- EXERCISE -
Copy each of the following lines word for word, keeping every character unchanged.

**** SUPPLIED RECORDS ****

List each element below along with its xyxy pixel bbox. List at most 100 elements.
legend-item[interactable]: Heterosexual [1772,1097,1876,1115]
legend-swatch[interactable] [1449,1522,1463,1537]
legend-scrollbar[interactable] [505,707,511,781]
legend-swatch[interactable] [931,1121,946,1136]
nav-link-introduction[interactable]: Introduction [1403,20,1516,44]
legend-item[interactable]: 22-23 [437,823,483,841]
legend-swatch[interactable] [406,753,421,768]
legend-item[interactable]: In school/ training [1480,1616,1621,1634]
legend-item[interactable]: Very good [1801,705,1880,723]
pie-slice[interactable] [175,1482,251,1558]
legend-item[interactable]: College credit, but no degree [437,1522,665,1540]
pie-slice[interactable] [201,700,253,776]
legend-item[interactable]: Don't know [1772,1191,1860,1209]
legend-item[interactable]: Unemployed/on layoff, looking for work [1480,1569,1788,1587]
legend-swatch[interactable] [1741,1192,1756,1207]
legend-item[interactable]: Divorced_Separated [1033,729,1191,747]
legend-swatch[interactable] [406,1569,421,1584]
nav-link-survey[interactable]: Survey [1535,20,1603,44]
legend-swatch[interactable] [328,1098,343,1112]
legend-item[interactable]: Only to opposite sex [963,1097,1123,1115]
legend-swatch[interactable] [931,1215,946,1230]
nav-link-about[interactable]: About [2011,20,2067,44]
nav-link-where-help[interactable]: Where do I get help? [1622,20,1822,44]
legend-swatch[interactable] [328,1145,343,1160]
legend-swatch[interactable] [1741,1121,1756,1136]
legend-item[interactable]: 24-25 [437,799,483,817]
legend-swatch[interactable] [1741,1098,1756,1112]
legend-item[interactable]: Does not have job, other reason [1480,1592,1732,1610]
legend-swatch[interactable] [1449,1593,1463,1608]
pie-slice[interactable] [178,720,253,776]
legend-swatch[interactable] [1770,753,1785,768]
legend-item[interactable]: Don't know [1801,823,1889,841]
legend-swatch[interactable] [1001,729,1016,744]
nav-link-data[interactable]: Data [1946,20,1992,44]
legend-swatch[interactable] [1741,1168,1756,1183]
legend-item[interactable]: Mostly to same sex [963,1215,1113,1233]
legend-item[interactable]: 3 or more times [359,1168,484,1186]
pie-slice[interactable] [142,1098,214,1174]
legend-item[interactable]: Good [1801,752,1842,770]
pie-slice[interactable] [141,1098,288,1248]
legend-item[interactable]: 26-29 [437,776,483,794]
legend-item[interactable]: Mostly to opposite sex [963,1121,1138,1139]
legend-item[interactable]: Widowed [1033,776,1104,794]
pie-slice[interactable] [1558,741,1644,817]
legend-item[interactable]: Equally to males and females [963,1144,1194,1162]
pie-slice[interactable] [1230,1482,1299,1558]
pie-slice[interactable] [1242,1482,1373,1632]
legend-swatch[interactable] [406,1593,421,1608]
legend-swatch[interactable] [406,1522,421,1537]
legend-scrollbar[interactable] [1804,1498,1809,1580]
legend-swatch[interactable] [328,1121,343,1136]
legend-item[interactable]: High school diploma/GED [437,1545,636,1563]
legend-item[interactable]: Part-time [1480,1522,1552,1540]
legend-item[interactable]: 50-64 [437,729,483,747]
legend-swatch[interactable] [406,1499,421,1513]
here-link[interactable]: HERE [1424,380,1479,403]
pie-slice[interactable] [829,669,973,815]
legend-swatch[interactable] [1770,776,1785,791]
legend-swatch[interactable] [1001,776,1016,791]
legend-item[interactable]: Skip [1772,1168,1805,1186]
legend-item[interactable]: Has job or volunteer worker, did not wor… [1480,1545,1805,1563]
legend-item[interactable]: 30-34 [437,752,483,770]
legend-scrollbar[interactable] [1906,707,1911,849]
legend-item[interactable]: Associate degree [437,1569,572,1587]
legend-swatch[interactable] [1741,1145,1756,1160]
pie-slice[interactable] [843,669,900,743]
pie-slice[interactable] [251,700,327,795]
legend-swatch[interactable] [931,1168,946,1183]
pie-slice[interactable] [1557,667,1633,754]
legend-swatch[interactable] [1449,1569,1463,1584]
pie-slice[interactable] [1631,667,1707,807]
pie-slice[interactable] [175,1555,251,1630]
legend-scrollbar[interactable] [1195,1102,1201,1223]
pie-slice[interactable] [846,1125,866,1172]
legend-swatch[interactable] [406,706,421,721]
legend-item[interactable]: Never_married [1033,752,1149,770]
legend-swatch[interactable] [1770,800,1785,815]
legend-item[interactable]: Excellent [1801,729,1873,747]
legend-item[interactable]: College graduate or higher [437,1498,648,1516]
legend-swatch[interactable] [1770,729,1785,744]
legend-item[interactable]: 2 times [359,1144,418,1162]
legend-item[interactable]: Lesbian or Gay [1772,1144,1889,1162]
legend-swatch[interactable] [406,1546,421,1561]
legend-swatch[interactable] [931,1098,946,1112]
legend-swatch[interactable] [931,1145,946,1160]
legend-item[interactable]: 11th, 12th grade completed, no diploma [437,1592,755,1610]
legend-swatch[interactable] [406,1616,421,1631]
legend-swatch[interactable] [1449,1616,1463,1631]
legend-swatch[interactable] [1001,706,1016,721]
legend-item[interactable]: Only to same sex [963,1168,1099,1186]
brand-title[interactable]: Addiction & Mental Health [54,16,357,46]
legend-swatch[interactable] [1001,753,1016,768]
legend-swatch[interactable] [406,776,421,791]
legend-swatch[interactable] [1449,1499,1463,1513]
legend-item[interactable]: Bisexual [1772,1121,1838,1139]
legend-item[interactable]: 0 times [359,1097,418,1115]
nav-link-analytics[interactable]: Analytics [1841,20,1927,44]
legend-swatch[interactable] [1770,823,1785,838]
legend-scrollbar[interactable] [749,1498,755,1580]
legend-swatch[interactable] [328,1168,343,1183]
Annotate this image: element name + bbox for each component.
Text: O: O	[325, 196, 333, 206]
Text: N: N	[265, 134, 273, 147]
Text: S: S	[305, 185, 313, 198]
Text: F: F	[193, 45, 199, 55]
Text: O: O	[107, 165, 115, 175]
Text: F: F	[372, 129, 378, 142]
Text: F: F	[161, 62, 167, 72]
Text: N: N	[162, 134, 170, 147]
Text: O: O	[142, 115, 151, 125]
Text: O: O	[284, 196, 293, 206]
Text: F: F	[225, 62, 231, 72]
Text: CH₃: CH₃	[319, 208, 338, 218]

****

- REPLY -
List each element below along with its xyxy pixel bbox. List at most 100 elements.
legend-item[interactable]: Heterosexual [1772,1097,1876,1115]
legend-swatch[interactable] [1449,1522,1463,1537]
legend-scrollbar[interactable] [505,707,511,781]
legend-swatch[interactable] [931,1121,946,1136]
nav-link-introduction[interactable]: Introduction [1403,20,1516,44]
legend-item[interactable]: 22-23 [437,823,483,841]
legend-swatch[interactable] [406,753,421,768]
legend-item[interactable]: In school/ training [1480,1616,1621,1634]
legend-item[interactable]: Very good [1801,705,1880,723]
pie-slice[interactable] [175,1482,251,1558]
legend-item[interactable]: College credit, but no degree [437,1522,665,1540]
pie-slice[interactable] [201,700,253,776]
legend-item[interactable]: Don't know [1772,1191,1860,1209]
legend-item[interactable]: Unemployed/on layoff, looking for work [1480,1569,1788,1587]
legend-swatch[interactable] [1741,1192,1756,1207]
legend-item[interactable]: Divorced_Separated [1033,729,1191,747]
legend-swatch[interactable] [406,1569,421,1584]
nav-link-survey[interactable]: Survey [1535,20,1603,44]
legend-swatch[interactable] [328,1098,343,1112]
legend-item[interactable]: Only to opposite sex [963,1097,1123,1115]
legend-swatch[interactable] [931,1215,946,1230]
nav-link-about[interactable]: About [2011,20,2067,44]
nav-link-where-help[interactable]: Where do I get help? [1622,20,1822,44]
legend-swatch[interactable] [328,1145,343,1160]
legend-swatch[interactable] [1741,1121,1756,1136]
legend-item[interactable]: 24-25 [437,799,483,817]
legend-swatch[interactable] [1741,1098,1756,1112]
legend-item[interactable]: Does not have job, other reason [1480,1592,1732,1610]
legend-swatch[interactable] [1449,1593,1463,1608]
pie-slice[interactable] [178,720,253,776]
legend-swatch[interactable] [1770,753,1785,768]
legend-item[interactable]: Don't know [1801,823,1889,841]
legend-swatch[interactable] [1001,729,1016,744]
nav-link-data[interactable]: Data [1946,20,1992,44]
legend-swatch[interactable] [1741,1168,1756,1183]
legend-item[interactable]: Mostly to same sex [963,1215,1113,1233]
legend-item[interactable]: 3 or more times [359,1168,484,1186]
pie-slice[interactable] [142,1098,214,1174]
legend-item[interactable]: Good [1801,752,1842,770]
pie-slice[interactable] [141,1098,288,1248]
legend-item[interactable]: 26-29 [437,776,483,794]
legend-item[interactable]: Mostly to opposite sex [963,1121,1138,1139]
legend-item[interactable]: Widowed [1033,776,1104,794]
pie-slice[interactable] [1558,741,1644,817]
legend-item[interactable]: Equally to males and females [963,1144,1194,1162]
pie-slice[interactable] [1230,1482,1299,1558]
pie-slice[interactable] [1242,1482,1373,1632]
legend-swatch[interactable] [406,1593,421,1608]
legend-swatch[interactable] [406,1522,421,1537]
legend-scrollbar[interactable] [1804,1498,1809,1580]
legend-swatch[interactable] [328,1121,343,1136]
legend-item[interactable]: High school diploma/GED [437,1545,636,1563]
legend-item[interactable]: Part-time [1480,1522,1552,1540]
legend-item[interactable]: 50-64 [437,729,483,747]
legend-swatch[interactable] [406,1499,421,1513]
here-link[interactable]: HERE [1424,380,1479,403]
pie-slice[interactable] [829,669,973,815]
legend-swatch[interactable] [1770,776,1785,791]
legend-swatch[interactable] [1001,776,1016,791]
legend-item[interactable]: Skip [1772,1168,1805,1186]
legend-item[interactable]: Has job or volunteer worker, did not wor… [1480,1545,1805,1563]
legend-item[interactable]: 30-34 [437,752,483,770]
legend-scrollbar[interactable] [1906,707,1911,849]
legend-item[interactable]: Associate degree [437,1569,572,1587]
legend-swatch[interactable] [1741,1145,1756,1160]
pie-slice[interactable] [843,669,900,743]
pie-slice[interactable] [251,700,327,795]
legend-swatch[interactable] [931,1168,946,1183]
pie-slice[interactable] [1557,667,1633,754]
legend-swatch[interactable] [1449,1569,1463,1584]
pie-slice[interactable] [1631,667,1707,807]
pie-slice[interactable] [175,1555,251,1630]
legend-scrollbar[interactable] [1195,1102,1201,1223]
pie-slice[interactable] [846,1125,866,1172]
legend-swatch[interactable] [406,706,421,721]
legend-item[interactable]: Never_married [1033,752,1149,770]
legend-swatch[interactable] [1770,800,1785,815]
legend-item[interactable]: Excellent [1801,729,1873,747]
legend-item[interactable]: College graduate or higher [437,1498,648,1516]
legend-swatch[interactable] [1770,729,1785,744]
legend-item[interactable]: 2 times [359,1144,418,1162]
legend-item[interactable]: Lesbian or Gay [1772,1144,1889,1162]
legend-swatch[interactable] [406,1546,421,1561]
legend-swatch[interactable] [931,1098,946,1112]
legend-swatch[interactable] [931,1145,946,1160]
legend-item[interactable]: 11th, 12th grade completed, no diploma [437,1592,755,1610]
legend-swatch[interactable] [406,1616,421,1631]
legend-swatch[interactable] [1449,1616,1463,1631]
legend-swatch[interactable] [1001,706,1016,721]
legend-item[interactable]: Only to same sex [963,1168,1099,1186]
brand-title[interactable]: Addiction & Mental Health [54,16,357,46]
legend-swatch[interactable] [1001,753,1016,768]
legend-swatch[interactable] [406,776,421,791]
legend-swatch[interactable] [1449,1499,1463,1513]
legend-item[interactable]: Bisexual [1772,1121,1838,1139]
legend-item[interactable]: 0 times [359,1097,418,1115]
nav-link-analytics[interactable]: Analytics [1841,20,1927,44]
legend-swatch[interactable] [1770,823,1785,838]
legend-scrollbar[interactable] [749,1498,755,1580]
legend-swatch[interactable] [328,1168,343,1183]
Annotate this image: element name + bbox for each component.
Text: O: O	[325, 196, 333, 206]
Text: N: N	[265, 134, 273, 147]
Text: S: S	[305, 185, 313, 198]
Text: F: F	[193, 45, 199, 55]
Text: O: O	[107, 165, 115, 175]
Text: F: F	[372, 129, 378, 142]
Text: F: F	[161, 62, 167, 72]
Text: N: N	[162, 134, 170, 147]
Text: O: O	[142, 115, 151, 125]
Text: O: O	[284, 196, 293, 206]
Text: F: F	[225, 62, 231, 72]
Text: CH₃: CH₃	[319, 208, 338, 218]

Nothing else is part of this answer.